— DIRECTIONS FOR THIS TASK —
Retype the stretch of the article on Jack Tretton leaving Sony from "Tretton was part" through "not immediately available.", with every word and punctuation mark unchanged.

— GIVEN TEXT —
= Beginning of Section =

Jack Tretton, the president and CEO of Sony Computer Entertainment America, will step down at the end of the month, according to a company press release.
Sony Network Entertainment International COO Shawn Layden will take Tretton’s place on April 1.
Tretton was part of the team that launched the original PlayStation in 1995, and has worked at SCEA since then. He was promoted to lead the division in 2006.
“Working at SCEA for the past 19 years has been the most rewarding experience of my career,” Tretton was quoted as saying in the press release. “Although I will deeply miss the talented team at SCEA and the passion demonstrated every day by our fans, I’m very excited about starting the next chapter of my career.”
Details about what that next chapter will entail were not immediately available.
Tretton came to the top post just as Sony was launching the PlayStation 3, which often lagged behind Microsoft’s Xbox 360 in U.S. sales. With its most recent console, the PlayStation 4, Sony has seen some early signs of success in taking back its PlayStation 2-era control of the console gaming market.

= End of Section =

— GIVEN RECORDS —
= Beginning of Section =

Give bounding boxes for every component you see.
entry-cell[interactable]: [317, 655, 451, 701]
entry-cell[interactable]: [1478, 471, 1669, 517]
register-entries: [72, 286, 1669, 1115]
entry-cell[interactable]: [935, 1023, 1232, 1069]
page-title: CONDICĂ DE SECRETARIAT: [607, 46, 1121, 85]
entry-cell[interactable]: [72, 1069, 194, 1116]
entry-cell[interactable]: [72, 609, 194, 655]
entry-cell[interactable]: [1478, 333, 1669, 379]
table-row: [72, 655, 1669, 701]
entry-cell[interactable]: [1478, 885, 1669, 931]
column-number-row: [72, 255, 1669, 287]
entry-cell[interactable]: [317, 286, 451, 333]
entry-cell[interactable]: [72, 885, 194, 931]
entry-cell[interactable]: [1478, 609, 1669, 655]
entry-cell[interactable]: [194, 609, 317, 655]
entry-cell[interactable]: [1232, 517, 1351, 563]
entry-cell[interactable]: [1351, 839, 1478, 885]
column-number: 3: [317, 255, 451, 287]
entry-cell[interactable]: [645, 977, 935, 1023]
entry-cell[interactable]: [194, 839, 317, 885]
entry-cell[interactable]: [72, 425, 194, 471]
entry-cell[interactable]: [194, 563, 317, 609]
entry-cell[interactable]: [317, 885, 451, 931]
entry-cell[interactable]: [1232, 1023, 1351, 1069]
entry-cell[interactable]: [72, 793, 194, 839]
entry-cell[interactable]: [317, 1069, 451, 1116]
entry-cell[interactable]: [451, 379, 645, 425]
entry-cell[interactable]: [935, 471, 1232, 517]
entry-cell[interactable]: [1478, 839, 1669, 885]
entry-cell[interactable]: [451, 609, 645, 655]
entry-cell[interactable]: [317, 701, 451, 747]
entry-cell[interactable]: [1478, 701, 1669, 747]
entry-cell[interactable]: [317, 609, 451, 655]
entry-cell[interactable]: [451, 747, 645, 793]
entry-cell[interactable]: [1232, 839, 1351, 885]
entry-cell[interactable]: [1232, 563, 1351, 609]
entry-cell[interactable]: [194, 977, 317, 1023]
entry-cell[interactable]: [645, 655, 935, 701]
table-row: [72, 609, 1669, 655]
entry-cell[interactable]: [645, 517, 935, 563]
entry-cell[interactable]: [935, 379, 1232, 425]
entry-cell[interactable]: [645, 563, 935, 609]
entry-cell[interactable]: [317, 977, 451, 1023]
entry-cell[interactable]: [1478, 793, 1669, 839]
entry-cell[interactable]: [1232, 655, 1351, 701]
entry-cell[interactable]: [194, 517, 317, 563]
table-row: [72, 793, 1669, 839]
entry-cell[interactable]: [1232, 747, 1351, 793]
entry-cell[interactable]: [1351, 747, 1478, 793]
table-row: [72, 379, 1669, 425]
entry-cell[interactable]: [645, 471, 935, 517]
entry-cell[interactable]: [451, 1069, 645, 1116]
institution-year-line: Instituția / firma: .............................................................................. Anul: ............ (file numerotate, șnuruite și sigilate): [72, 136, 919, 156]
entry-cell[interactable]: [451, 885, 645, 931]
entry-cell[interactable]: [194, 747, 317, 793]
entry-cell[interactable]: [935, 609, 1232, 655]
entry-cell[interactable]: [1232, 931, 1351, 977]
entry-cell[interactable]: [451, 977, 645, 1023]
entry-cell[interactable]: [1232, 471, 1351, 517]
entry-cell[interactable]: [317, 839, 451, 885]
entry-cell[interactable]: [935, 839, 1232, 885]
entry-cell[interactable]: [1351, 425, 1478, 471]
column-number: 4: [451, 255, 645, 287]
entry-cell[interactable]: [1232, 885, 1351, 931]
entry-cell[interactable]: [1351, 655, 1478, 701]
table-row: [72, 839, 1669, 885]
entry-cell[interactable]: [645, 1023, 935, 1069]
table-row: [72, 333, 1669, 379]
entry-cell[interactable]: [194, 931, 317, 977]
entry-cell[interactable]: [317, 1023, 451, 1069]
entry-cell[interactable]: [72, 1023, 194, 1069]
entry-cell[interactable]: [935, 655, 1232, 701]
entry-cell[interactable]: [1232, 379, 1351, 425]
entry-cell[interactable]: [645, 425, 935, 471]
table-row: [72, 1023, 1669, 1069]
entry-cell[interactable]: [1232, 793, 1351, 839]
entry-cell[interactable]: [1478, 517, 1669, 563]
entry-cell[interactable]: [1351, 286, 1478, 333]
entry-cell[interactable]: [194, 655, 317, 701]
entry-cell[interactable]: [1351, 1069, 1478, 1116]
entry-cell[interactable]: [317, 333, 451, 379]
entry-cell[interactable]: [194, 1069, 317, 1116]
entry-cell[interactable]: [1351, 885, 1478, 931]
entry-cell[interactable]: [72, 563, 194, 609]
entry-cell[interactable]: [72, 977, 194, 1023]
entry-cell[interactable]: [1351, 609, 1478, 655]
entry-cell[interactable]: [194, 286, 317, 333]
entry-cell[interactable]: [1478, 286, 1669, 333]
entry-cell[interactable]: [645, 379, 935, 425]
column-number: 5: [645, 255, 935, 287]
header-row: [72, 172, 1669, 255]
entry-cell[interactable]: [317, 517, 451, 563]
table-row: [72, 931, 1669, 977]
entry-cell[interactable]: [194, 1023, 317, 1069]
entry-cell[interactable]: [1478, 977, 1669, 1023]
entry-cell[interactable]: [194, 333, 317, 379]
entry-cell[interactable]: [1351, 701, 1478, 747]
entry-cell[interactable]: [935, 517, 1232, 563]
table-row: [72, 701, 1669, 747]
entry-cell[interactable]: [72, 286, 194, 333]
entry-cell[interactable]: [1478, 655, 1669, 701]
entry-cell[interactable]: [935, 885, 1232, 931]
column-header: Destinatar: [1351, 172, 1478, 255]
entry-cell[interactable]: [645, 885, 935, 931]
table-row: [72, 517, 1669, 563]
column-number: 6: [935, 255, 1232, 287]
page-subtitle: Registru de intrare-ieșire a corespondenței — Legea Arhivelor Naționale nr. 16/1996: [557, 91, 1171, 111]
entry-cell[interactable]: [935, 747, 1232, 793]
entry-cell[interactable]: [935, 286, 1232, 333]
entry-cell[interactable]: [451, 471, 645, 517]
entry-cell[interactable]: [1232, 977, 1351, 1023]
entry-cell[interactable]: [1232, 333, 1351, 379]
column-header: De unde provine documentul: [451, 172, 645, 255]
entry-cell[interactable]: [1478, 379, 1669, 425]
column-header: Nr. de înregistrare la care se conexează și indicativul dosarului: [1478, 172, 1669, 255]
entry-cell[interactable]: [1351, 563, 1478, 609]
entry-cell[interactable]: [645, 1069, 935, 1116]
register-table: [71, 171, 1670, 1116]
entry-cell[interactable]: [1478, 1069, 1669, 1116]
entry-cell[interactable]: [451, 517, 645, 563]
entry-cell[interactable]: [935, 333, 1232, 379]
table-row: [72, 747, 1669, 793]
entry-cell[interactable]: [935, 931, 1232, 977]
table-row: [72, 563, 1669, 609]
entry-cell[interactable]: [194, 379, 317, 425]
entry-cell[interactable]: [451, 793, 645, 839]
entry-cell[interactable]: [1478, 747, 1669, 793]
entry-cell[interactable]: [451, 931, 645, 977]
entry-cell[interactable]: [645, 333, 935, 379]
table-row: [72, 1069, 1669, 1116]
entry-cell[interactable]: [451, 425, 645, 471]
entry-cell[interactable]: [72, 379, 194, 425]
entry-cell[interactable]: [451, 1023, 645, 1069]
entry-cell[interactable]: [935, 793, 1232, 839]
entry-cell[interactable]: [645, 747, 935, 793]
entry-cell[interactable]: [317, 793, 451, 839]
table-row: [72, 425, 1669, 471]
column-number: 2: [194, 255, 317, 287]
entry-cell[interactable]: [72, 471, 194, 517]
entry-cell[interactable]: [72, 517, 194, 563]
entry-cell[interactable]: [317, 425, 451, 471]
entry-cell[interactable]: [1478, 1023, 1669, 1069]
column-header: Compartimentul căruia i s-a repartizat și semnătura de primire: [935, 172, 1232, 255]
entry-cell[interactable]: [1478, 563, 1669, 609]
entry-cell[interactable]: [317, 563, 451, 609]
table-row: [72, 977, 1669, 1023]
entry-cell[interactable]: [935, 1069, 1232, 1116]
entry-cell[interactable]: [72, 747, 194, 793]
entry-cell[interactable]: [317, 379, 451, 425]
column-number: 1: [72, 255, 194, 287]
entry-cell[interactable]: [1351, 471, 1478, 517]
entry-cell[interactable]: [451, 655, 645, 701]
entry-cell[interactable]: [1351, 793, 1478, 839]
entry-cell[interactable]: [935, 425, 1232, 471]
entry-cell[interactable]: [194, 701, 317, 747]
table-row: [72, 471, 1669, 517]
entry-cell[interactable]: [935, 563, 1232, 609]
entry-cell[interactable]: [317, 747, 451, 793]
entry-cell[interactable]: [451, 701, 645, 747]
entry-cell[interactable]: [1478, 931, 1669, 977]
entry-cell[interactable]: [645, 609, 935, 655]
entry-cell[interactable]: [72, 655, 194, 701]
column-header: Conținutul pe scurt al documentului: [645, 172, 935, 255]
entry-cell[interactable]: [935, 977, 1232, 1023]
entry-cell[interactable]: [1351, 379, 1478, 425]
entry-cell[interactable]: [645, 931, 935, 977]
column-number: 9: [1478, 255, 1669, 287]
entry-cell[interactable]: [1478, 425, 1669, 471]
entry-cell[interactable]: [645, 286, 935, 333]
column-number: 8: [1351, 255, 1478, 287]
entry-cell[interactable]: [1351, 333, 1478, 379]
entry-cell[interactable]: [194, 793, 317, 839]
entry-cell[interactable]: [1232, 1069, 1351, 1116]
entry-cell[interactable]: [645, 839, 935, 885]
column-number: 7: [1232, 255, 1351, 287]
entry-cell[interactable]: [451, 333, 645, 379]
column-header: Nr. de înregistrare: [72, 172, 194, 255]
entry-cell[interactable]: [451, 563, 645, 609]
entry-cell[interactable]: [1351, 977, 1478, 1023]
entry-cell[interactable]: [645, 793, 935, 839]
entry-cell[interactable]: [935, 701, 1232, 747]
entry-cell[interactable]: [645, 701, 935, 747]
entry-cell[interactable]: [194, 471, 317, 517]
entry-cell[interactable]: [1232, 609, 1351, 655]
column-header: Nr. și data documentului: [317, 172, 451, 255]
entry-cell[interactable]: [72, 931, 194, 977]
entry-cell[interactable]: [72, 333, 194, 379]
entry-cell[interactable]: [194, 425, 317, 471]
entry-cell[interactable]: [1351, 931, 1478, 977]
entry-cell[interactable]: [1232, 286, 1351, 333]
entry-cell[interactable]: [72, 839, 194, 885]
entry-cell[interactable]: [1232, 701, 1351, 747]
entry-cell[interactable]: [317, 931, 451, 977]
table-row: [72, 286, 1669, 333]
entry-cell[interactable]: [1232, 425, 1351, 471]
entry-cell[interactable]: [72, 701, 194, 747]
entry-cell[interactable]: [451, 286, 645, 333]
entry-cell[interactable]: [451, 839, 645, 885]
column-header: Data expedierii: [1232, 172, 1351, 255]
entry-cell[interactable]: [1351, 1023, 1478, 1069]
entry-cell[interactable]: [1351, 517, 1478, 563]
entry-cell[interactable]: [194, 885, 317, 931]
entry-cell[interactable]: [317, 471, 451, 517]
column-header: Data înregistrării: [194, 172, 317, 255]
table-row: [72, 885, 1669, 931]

= End of Section =

— RESPONSE FOR THIS EXERCISE —
Tretton was part of the team that launched the original PlayStation in 1995, and has worked at SCEA since then. He was promoted to lead the division in 2006.
“Working at SCEA for the past 19 years has been the most rewarding experience of my career,” Tretton was quoted as saying in the press release. “Although I will deeply miss the talented team at SCEA and the passion demonstrated every day by our fans, I’m very excited about starting the next chapter of my career.”
Details about what that next chapter will entail were not immediately available.